[TASK BRIEF] Put the rows below into a numbered list, dropping any blank lines and leaving out the pictures.

[DATASET ENTRIES]
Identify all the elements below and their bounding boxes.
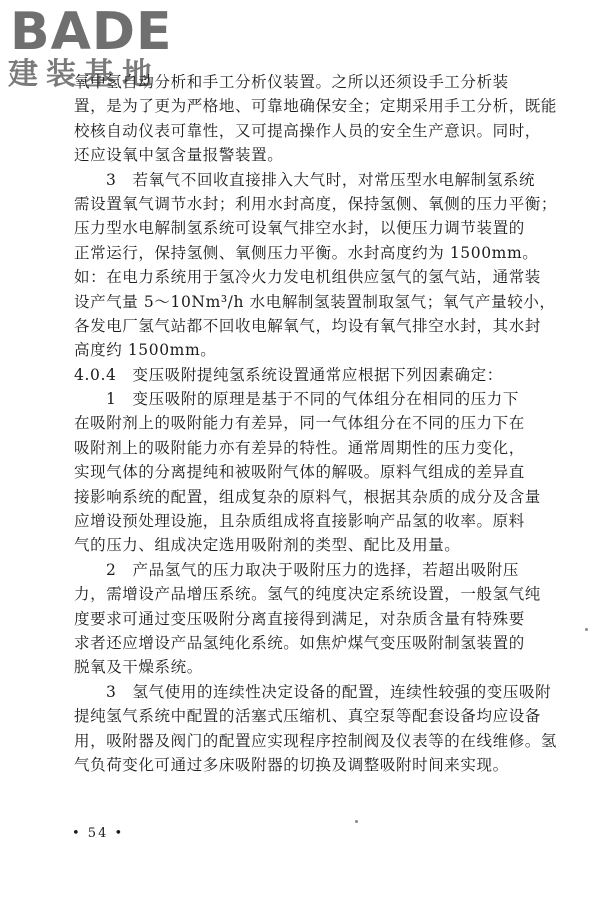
- paragraph: [74, 387, 544, 558]
- text-line: 氧中氢自动分析和手工分析仪装置。之所以还须设手工分析装: [74, 73, 509, 91]
- text-line: 用，吸附器及阀门的配置应实现程序控制阀及仪表等的在线维修。氢: [74, 731, 558, 750]
- text-line: 脱氧及干燥系统。: [74, 658, 203, 677]
- page-number: • 54 •: [72, 826, 125, 841]
- text-line: 2 产品氢气的压力取决于吸附压力的选择，若超出吸附压: [106, 560, 519, 579]
- text-line: 4.0.4 变压吸附提纯氢系统设置通常应根据下列因素确定：: [74, 365, 503, 384]
- text-line: 接影响系统的配置，组成复杂的原料气，根据其杂质的成分及含量: [74, 487, 541, 506]
- text-line: 还应设氧中氢含量报警装置。: [74, 146, 284, 165]
- text-line: 各发电厂氢气站都不回收电解氧气，均设有氧气排空水封，其水封: [74, 316, 541, 335]
- paragraph: [74, 70, 558, 168]
- text-line: 气的压力、组成决定选用吸附剂的类型、配比及用量。: [74, 536, 461, 555]
- watermark-latin: BADE: [10, 2, 173, 62]
- text-line: 需设置氧气调节水封；利用水封高度，保持氢侧、氧侧的压力平衡；: [74, 194, 558, 213]
- text-line: 气负荷变化可通过多床吸附器的切换及调整吸附时间来实现。: [74, 755, 509, 774]
- section-heading: [74, 363, 544, 387]
- text-line: 3 若氧气不回收直接排入大气时，对常压型水电解制氢系统: [106, 170, 536, 189]
- text-line: 实现气体的分离提纯和被吸附气体的解吸。原料气组成的差异直: [74, 463, 525, 482]
- text-line: 在吸附剂上的吸附能力有差异，同一气体组分在不同的压力下在: [74, 414, 525, 433]
- page-body: [74, 70, 558, 777]
- text-line: 压力型水电解制氢系统可设氧气排空水封，以便压力调节装置的: [74, 219, 525, 238]
- text-line: 应增设预处理设施，且杂质组成将直接影响产品氢的收率。原料: [74, 512, 525, 531]
- text-line: 力，需增设产品增压系统。氢气的纯度决定系统设置，一般氢气纯: [74, 585, 541, 604]
- text-line: 1 变压吸附的原理是基于不同的气体组分在相同的压力下: [106, 390, 519, 409]
- scan-speck: [355, 820, 358, 823]
- paragraph: [74, 680, 558, 778]
- text-line: 高度约 1500mm。: [74, 341, 217, 360]
- text-line: 正常运行，保持氢侧、氧侧压力平衡。水封高度约为 1500mm。: [74, 243, 539, 262]
- text-line: 置，是为了更为严格地、可靠地确保安全；定期采用手工分析，既能: [74, 97, 558, 116]
- paragraph: [74, 168, 558, 363]
- watermark-cjk: 建装基地: [8, 57, 160, 92]
- scan-speck: [585, 628, 588, 631]
- text-line: 如：在电力系统用于氢冷火力发电机组供应氢气的氢气站，通常装: [74, 268, 541, 287]
- text-line: 求者还应增设产品氢纯化系统。如焦炉煤气变压吸附制氢装置的: [74, 633, 525, 652]
- paragraph: [74, 558, 544, 680]
- text-line: 校核自动仪表可靠性，又可提高操作人员的安全生产意识。同时，: [74, 121, 541, 140]
- text-line: 提纯氢气系统中配置的活塞式压缩机、真空泵等配套设备均应设备: [74, 707, 541, 726]
- text-line: 度要求可通过变压吸附分离直接得到满足，对杂质含量有特殊要: [74, 609, 525, 628]
- text-line: 3 氢气使用的连续性决定设备的配置，连续性较强的变压吸附: [106, 682, 552, 701]
- text-line: 设产气量 5～10Nm³/h 水电解制氢装置制取氢气；氧气产量较小，: [74, 292, 556, 311]
- text-line: 吸附剂上的吸附能力亦有差异的特性。通常周期性的压力变化，: [74, 438, 525, 457]
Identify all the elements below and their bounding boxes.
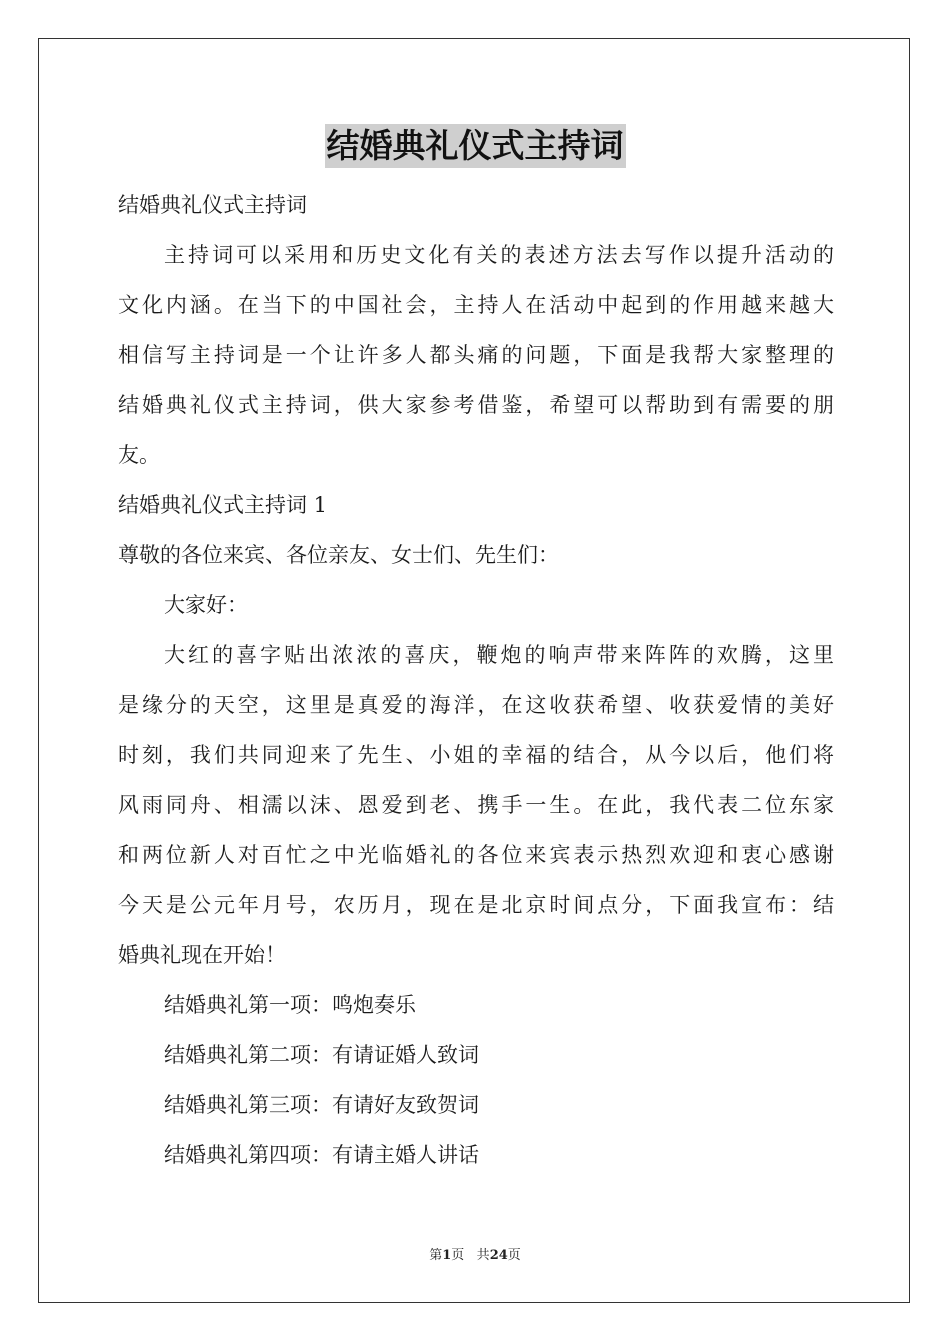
ceremony-item: 结婚典礼第三项：有请好友致贺词 — [164, 1093, 479, 1117]
section-heading: 结婚典礼仪式主持词 1 — [118, 493, 328, 517]
page-total: 24 — [489, 1248, 508, 1263]
body-line: 结婚典礼仪式主持词，供大家参考借鉴，希望可以帮助到有需要的朋 — [118, 393, 834, 417]
salutation: 尊敬的各位来宾、各位亲友、女士们、先生们： — [118, 543, 559, 567]
title-container — [0, 124, 950, 168]
document-title: 结婚典礼仪式主持词 — [325, 124, 626, 168]
body-line: 友。 — [118, 443, 160, 467]
greeting: 大家好： — [164, 593, 248, 617]
body-line: 结婚典礼仪式主持词 — [118, 193, 307, 217]
body-line: 大红的喜字贴出浓浓的喜庆，鞭炮的响声带来阵阵的欢腾，这里 — [164, 643, 834, 667]
body-line: 相信写主持词是一个让许多人都头痛的问题，下面是我帮大家整理的 — [118, 343, 834, 367]
body-line: 今天是公元年月号，农历月，现在是北京时间点分，下面我宣布：结 — [118, 893, 834, 917]
total-prefix: 共 — [476, 1248, 490, 1263]
ceremony-item: 结婚典礼第二项：有请证婚人致词 — [164, 1043, 479, 1067]
page-current: 1 — [442, 1248, 452, 1263]
total-unit: 页 — [507, 1248, 521, 1263]
body-line: 是缘分的天空，这里是真爱的海洋，在这收获希望、收获爱情的美好 — [118, 693, 834, 717]
ceremony-item: 结婚典礼第四项：有请主婚人讲话 — [164, 1143, 479, 1167]
body-line: 文化内涵。在当下的中国社会，主持人在活动中起到的作用越来越大 — [118, 293, 834, 317]
page-footer — [0, 1246, 950, 1266]
document-body — [118, 180, 834, 1180]
page-unit: 页 — [451, 1248, 465, 1263]
body-line: 主持词可以采用和历史文化有关的表述方法去写作以提升活动的 — [164, 243, 834, 267]
body-line: 和两位新人对百忙之中光临婚礼的各位来宾表示热烈欢迎和衷心感谢 — [118, 843, 834, 867]
body-line: 时刻，我们共同迎来了先生、小姐的幸福的结合，从今以后，他们将 — [118, 743, 834, 767]
body-line: 婚典礼现在开始！ — [118, 943, 286, 967]
page-prefix: 第 — [429, 1248, 443, 1263]
body-line: 风雨同舟、相濡以沫、恩爱到老、携手一生。在此，我代表二位东家 — [118, 793, 834, 817]
ceremony-item: 结婚典礼第一项：鸣炮奏乐 — [164, 993, 416, 1017]
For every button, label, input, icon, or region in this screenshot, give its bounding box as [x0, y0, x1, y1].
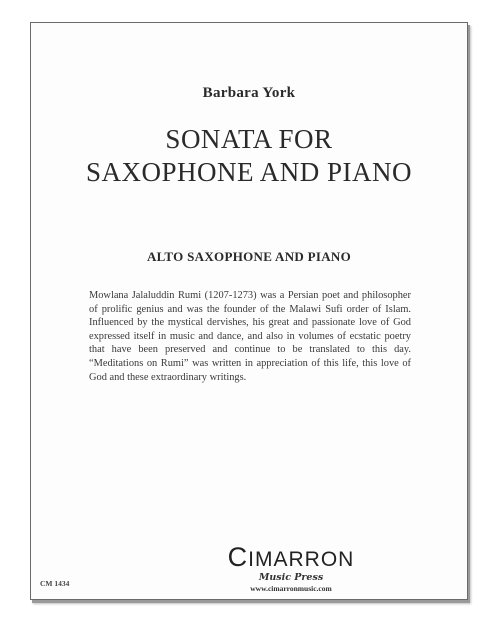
- composer-name: Barbara York: [202, 85, 296, 101]
- score-cover: [30, 22, 468, 600]
- instrumentation: ALTO SAXOPHONE AND PIANO: [146, 249, 352, 264]
- publisher-name: [221, 542, 361, 572]
- program-note: Mowlana Jalaluddin Rumi (1207-1273) was a Persian poet and philosopher of prolific genius and was the founder of the Malawi Sufi order of Islam. Influenced by the mystical dervishes, his great and passionate love of God expressed itself in music and dance, and also in volumes of ecstatic poetry that have been preserved and continue to be translated to this day. “Meditations on Rumi” was written in appreciation of this life, this love of God and these extraordinary writings.: [89, 290, 411, 383]
- publisher-name-rest: IMARRON: [248, 548, 355, 571]
- catalog-number: CM 1434: [40, 579, 70, 588]
- publisher-name-initial: C: [227, 542, 249, 572]
- title-line-1: SONATA FOR: [165, 124, 333, 154]
- publisher-url: www.cimarronmusic.com: [250, 584, 332, 593]
- publisher-subtitle: Music Press: [258, 572, 324, 583]
- work-title: [31, 123, 467, 189]
- publisher-logo: [221, 542, 361, 593]
- title-line-2: SAXOPHONE AND PIANO: [85, 157, 413, 187]
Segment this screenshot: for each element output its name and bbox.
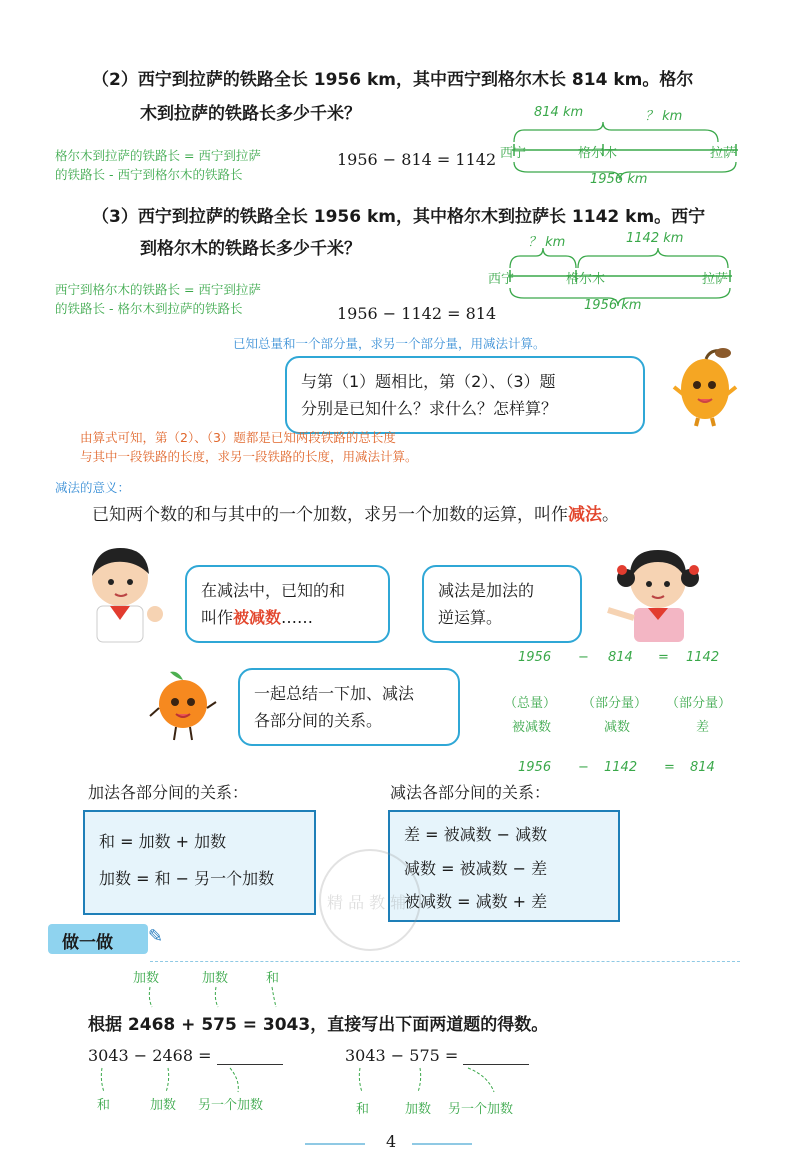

[WRITTEN ANSWER]
1. Identify all the elements below and their bounding boxes.
2. - paragraph: [74, 387, 544, 558]
3. - text-line: 氧中氢自动分析和手工分析仪装置。之所以还须设手工分析装: [74, 73, 509, 91]
4. - text-line: 用，吸附器及阀门的配置应实现程序控制阀及仪表等的在线维修。氢: [74, 731, 558, 750]
5. - text-line: 脱氧及干燥系统。: [74, 658, 203, 677]
6. - page-number: • 54 •: [72, 826, 125, 841]
7. - text-line: 2 产品氢气的压力取决于吸附压力的选择，若超出吸附压: [106, 560, 519, 579]
8. - text-line: 4.0.4 变压吸附提纯氢系统设置通常应根据下列因素确定：: [74, 365, 503, 384]
9. - text-line: 接影响系统的配置，组成复杂的原料气，根据其杂质的成分及含量: [74, 487, 541, 506]
10. - text-line: 还应设氧中氢含量报警装置。: [74, 146, 284, 165]
11. - text-line: 各发电厂氢气站都不回收电解氧气，均设有氧气排空水封，其水封: [74, 316, 541, 335]
12. - paragraph: [74, 70, 558, 168]
13. - text-line: 气的压力、组成决定选用吸附剂的类型、配比及用量。: [74, 536, 461, 555]
14. - watermark-latin: BADE: [10, 2, 173, 62]
15. - text-line: 需设置氧气调节水封；利用水封高度，保持氢侧、氧侧的压力平衡；: [74, 194, 558, 213]
16. - text-line: 气负荷变化可通过多床吸附器的切换及调整吸附时间来实现。: [74, 755, 509, 774]
17. - section-heading: [74, 363, 544, 387]
18. - text-line: 3 若氧气不回收直接排入大气时，对常压型水电解制氢系统: [106, 170, 536, 189]
19. - text-line: 实现气体的分离提纯和被吸附气体的解吸。原料气组成的差异直: [74, 463, 525, 482]
20. - text-line: 在吸附剂上的吸附能力有差异，同一气体组分在不同的压力下在: [74, 414, 525, 433]
21. - page-body: [74, 70, 558, 777]
22. - text-line: 压力型水电解制氢系统可设氧气排空水封，以便压力调节装置的: [74, 219, 525, 238]
23. - text-line: 应增设预处理设施，且杂质组成将直接影响产品氢的收率。原料: [74, 512, 525, 531]
24. - text-line: 力，需增设产品增压系统。氢气的纯度决定系统设置，一般氢气纯: [74, 585, 541, 604]
25. - text-line: 1 变压吸附的原理是基于不同的气体组分在相同的压力下: [106, 390, 519, 409]
26. - scan-speck: [355, 820, 358, 823]
27. - paragraph: [74, 680, 558, 778]
28. - text-line: 高度约 1500mm。: [74, 341, 217, 360]
29. - text-line: 正常运行，保持氢侧、氧侧压力平衡。水封高度约为 1500mm。: [74, 243, 539, 262]
30. - text-line: 置，是为了更为严格地、可靠地确保安全；定期采用手工分析，既能: [74, 97, 558, 116]
31. - paragraph: [74, 168, 558, 363]
32. - watermark-cjk: 建装基地: [8, 57, 160, 92]
33. - scan-speck: [585, 628, 588, 631]
34. - text-line: 如：在电力系统用于氢冷火力发电机组供应氢气的氢气站，通常装: [74, 268, 541, 287]
35. - text-line: 求者还应增设产品氢纯化系统。如焦炉煤气变压吸附制氢装置的: [74, 633, 525, 652]
36. - paragraph: [74, 558, 544, 680]
37. - text-line: 校核自动仪表可靠性，又可提高操作人员的安全生产意识。同时，: [74, 121, 541, 140]
38. - text-line: 提纯氢气系统中配置的活塞式压缩机、真空泵等配套设备均应设备: [74, 707, 541, 726]
39. - text-line: 度要求可通过变压吸附分离直接得到满足，对杂质含量有特殊要: [74, 609, 525, 628]
40. - text-line: 3 氢气使用的连续性决定设备的配置，连续性较强的变压吸附: [106, 682, 552, 701]
41. - text-line: 设产气量 5～10Nm³/h 水电解制氢装置制取氢气；氧气产量较小，: [74, 292, 556, 311]
42. - text-line: 吸附剂上的吸附能力亦有差异的特性。通常周期性的压力变化，: [74, 438, 525, 457]
43. Identify all the elements below and their bounding boxes.
44. ceremony-item: 结婚典礼第三项：有请好友致贺词 — [164, 1093, 479, 1117]
45. section-heading: 结婚典礼仪式主持词 1 — [118, 493, 328, 517]
46. page-total: 24 — [489, 1248, 508, 1263]
47. body-line: 结婚典礼仪式主持词，供大家参考借鉴，希望可以帮助到有需要的朋 — [118, 393, 834, 417]
48. salutation: 尊敬的各位来宾、各位亲友、女士们、先生们： — [118, 543, 559, 567]
49. title-container — [0, 124, 950, 168]
50. document-title: 结婚典礼仪式主持词 — [325, 124, 626, 168]
51. body-line: 友。 — [118, 443, 160, 467]
52. greeting: 大家好： — [164, 593, 248, 617]
53. body-line: 结婚典礼仪式主持词 — [118, 193, 307, 217]
54. body-line: 大红的喜字贴出浓浓的喜庆，鞭炮的响声带来阵阵的欢腾，这里 — [164, 643, 834, 667]
55. body-line: 相信写主持词是一个让许多人都头痛的问题，下面是我帮大家整理的 — [118, 343, 834, 367]
56. body-line: 今天是公元年月号，农历月，现在是北京时间点分，下面我宣布：结 — [118, 893, 834, 917]
57. total-prefix: 共 — [476, 1248, 490, 1263]
58. ceremony-item: 结婚典礼第二项：有请证婚人致词 — [164, 1043, 479, 1067]
59. page-current: 1 — [442, 1248, 452, 1263]
60. total-unit: 页 — [507, 1248, 521, 1263]
61. body-line: 是缘分的天空，这里是真爱的海洋，在这收获希望、收获爱情的美好 — [118, 693, 834, 717]
62. ceremony-item: 结婚典礼第四项：有请主婚人讲话 — [164, 1143, 479, 1167]
63. body-line: 文化内涵。在当下的中国社会，主持人在活动中起到的作用越来越大 — [118, 293, 834, 317]
64. page-footer — [0, 1246, 950, 1266]
65. document-body — [118, 180, 834, 1180]
66. page-unit: 页 — [451, 1248, 465, 1263]
67. body-line: 主持词可以采用和历史文化有关的表述方法去写作以提升活动的 — [164, 243, 834, 267]
68. body-line: 和两位新人对百忙之中光临婚礼的各位来宾表示热烈欢迎和衷心感谢 — [118, 843, 834, 867]
69. body-line: 时刻，我们共同迎来了先生、小姐的幸福的结合，从今以后，他们将 — [118, 743, 834, 767]
70. body-line: 婚典礼现在开始！ — [118, 943, 286, 967]
71. page-prefix: 第 — [429, 1248, 443, 1263]
72. body-line: 风雨同舟、相濡以沫、恩爱到老、携手一生。在此，我代表二位东家 — [118, 793, 834, 817]
73. ceremony-item: 结婚典礼第一项：鸣炮奏乐 — [164, 993, 416, 1017]
74. For every button, label, input, icon, or region in this screenshot, give its bounding box as [x0, y0, x1, y1].
75. - composer-name: Barbara York: [202, 85, 296, 101]
76. - score-cover: [30, 22, 468, 600]
77. - instrumentation: ALTO SAXOPHONE AND PIANO: [146, 249, 352, 264]
78. - publisher-name: [221, 542, 361, 572]
79. - program-note: Mowlana Jalaluddin Rumi (1207-1273) was a Persian poet and philosopher of prolific genius and was the founder of the Malawi Sufi order of Islam. Influenced by the mystical dervishes, his great and passionate love of God expressed itself in music and dance, and also in volumes of ecstatic poetry that have been preserved and continue to be translated to this day. “Meditations on Rumi” was written in appreciation of this life, this love of God and these extraordinary writings.: [89, 290, 411, 383]
80. - publisher-name-rest: IMARRON: [248, 548, 355, 571]
81. - catalog-number: CM 1434: [40, 579, 70, 588]
82. - publisher-name-initial: C: [227, 542, 249, 572]
83. - title-line-1: SONATA FOR: [165, 124, 333, 154]
84. - publisher-url: www.cimarronmusic.com: [250, 584, 332, 593]
85. - publisher-subtitle: Music Press: [258, 572, 324, 583]
86. - work-title: [31, 123, 467, 189]
87. - publisher-logo: [221, 542, 361, 593]
88. - title-line-2: SAXOPHONE AND PIANO: [85, 157, 413, 187]
89. Segment this screenshot: for each element output its name and bbox.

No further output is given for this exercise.